→ **ЗАДАНИЕ 1**: Объясните по отрывку, почему воздушные стрелки-радисты в роте вытворяли, что хотели.
→ **ЗАДАНИЕ 2**: Перепишите из отрывка дословно фрагмент от слов «Так дошли мы» до слов «сколько так просидел.» включительно.

Были "самострельщики", с ними разбирались быстро. Врач фиксировал ожог вокруг раны, за 15 минут составлялся протокол - и расстрел перед строем. Дважды я такое видел, потом сутки есть не мог - все-таки, это же были товарищи.

Так дошли мы до местечка Локоть, где размещался штаб 13-й армии. Там составили списки, разобрались по родам войск, и нас приписали к штабу ВВС 13-й армии. До войны авиация была прикреплена к пехоте или артиллерии, только в 42-м году начали создавать воздушные и танковые армии. В октябре немцы прорвались к Орлу, мы отступили к станции Касторное, в пешем строю, грязь по колено - черноземы. Только отошли - немцы разбомбили станцию. Я мог сгореть еще раньше, в Белоруссии, но судьба хранила меня, хотя я ничего не предпринимал, чтобы избежать ее ударов.

...В декабре 41-го взяли мы Ливны. В нашем сборном лыжном батальоне были летчики, танкисты, писари, даже трубач, я с ним подружился. Заходим в разбитую - только стены остались - часовню, а там наша пехота и пленные немцы. Вдруг один пехотинец достает нож и немца по горлу - как барана зарезал! Я сполз на снег и... не помню, сколько так просидел.

...Когда я остался без самолета, меня, старшего сержанта, назначили на командирскую должность - начальником пункта сбора донесений. Я обрабатывал сведения, поступавшие из всех полков армии. Меня избрали секретарем комсомольской организации штаба ВВС 113-й армии, а вскоре предложили поехать учиться в Харьковское военное авиационное училище, эвакуированное в Сталинабад. В Сталинабад надо было ехать через Ташкент, а там оставалась мать. Я, хоть и не сразу (решил сначала, что меня проверяют на прочность), но согласился.

Оттуда я уже попал на Курскую дугу, мы готовили самолеты к боевым вылетам, находясь в тылу. И вдруг меня опять отправляют в училище в Сталинабад. Мне очень не хотелось уезжать. После учебы нас распределяли по всем фронтам, начиная с Первого Прибалтийского и кончая Вторым Дальневосточным. Мне же достался запасной полк Приволжского военного округа. Я стал командиром роты воздушных стрелков-радистов. Они, фактически, были смертниками, а потому вытворяли, что хотели, зная, что в штрафную роту их все равно не пошлют. В роте был один испанец - из детей, вывезенных из Испании во время гражданской войны. А меня поставили к ним навести порядок. Ну, я поговорил с ребятами по душам, и когда мы с песней пошли в столовую, мимо штаба, - штабные высыпали на улицу: рота стрелков первый раз шла по улице с песней!

Данные для анализа макета документа:

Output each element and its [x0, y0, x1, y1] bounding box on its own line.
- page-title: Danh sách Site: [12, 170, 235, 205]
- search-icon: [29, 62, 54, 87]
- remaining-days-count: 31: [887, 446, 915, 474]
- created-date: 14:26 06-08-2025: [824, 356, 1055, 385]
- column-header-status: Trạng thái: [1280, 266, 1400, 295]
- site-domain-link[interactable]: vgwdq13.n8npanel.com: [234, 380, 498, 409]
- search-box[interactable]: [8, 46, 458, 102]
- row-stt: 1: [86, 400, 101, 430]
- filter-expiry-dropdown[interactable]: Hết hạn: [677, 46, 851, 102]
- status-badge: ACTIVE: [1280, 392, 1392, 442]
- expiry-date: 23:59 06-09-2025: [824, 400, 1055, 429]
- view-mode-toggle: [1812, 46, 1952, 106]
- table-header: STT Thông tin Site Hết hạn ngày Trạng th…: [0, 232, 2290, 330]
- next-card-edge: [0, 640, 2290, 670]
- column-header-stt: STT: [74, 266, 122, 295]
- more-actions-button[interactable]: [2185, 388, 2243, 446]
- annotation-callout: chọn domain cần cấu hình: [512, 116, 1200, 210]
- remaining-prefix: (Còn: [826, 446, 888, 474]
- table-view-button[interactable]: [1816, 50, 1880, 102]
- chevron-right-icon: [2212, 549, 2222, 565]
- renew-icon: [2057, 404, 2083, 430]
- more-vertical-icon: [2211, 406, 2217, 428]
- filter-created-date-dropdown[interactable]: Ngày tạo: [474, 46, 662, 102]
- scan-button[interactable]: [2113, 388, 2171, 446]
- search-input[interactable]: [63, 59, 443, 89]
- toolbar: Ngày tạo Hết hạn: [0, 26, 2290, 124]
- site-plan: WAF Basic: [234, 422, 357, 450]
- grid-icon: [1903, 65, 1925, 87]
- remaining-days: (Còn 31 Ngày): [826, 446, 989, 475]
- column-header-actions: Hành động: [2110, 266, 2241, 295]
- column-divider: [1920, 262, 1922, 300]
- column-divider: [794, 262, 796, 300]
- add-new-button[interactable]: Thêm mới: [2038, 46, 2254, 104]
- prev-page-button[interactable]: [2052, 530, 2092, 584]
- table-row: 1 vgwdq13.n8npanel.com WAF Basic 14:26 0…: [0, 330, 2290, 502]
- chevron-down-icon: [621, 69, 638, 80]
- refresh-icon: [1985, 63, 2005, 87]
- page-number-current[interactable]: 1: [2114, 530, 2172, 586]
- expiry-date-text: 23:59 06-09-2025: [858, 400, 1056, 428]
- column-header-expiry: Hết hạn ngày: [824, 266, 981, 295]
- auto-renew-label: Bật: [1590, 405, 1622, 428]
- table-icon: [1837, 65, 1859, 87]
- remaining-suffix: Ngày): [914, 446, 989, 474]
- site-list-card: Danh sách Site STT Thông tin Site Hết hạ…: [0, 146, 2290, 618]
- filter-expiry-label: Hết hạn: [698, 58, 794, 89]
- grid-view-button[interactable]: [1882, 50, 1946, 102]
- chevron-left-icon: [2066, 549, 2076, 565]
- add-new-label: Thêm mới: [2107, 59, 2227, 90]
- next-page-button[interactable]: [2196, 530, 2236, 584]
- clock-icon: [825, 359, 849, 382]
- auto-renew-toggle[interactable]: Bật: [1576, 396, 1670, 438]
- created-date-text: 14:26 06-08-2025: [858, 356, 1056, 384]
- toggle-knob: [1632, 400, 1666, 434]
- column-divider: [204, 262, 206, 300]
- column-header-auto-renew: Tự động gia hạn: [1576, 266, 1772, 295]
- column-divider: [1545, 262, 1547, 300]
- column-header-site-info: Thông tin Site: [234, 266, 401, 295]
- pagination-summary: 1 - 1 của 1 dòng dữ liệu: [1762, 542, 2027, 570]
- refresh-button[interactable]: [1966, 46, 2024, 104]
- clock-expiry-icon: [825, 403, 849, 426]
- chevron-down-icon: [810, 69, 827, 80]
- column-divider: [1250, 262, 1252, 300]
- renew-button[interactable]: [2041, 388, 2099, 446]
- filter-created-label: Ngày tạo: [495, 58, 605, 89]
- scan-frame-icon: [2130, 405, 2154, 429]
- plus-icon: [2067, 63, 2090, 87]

→ **ВАШ ОТВЕТ 1**: Они фактически были смертниками. Кроме того, они знали, что в штрафную роту их все равно не пошлют.

→ **ВАШ ОТВЕТ 2**:
Так дошли мы до местечка Локоть, где размещался штаб 13-й армии. Там составили списки, разобрались по родам войск, и нас приписали к штабу ВВС 13-й армии. До войны авиация была прикреплена к пехоте или артиллерии, только в 42-м году начали создавать воздушные и танковые армии. В октябре немцы прорвались к Орлу, мы отступили к станции Касторное, в пешем строю, грязь по колено - черноземы. Только отошли - немцы разбомбили станцию. Я мог сгореть еще раньше, в Белоруссии, но судьба хранила меня, хотя я ничего не предпринимал, чтобы избежать ее ударов.

...В декабре 41-го взяли мы Ливны. В нашем сборном лыжном батальоне были летчики, танкисты, писари, даже трубач, я с ним подружился. Заходим в разбитую - только стены остались - часовню, а там наша пехота и пленные немцы. Вдруг один пехотинец достает нож и немца по горлу - как барана зарезал! Я сполз на снег и... не помню, сколько так просидел.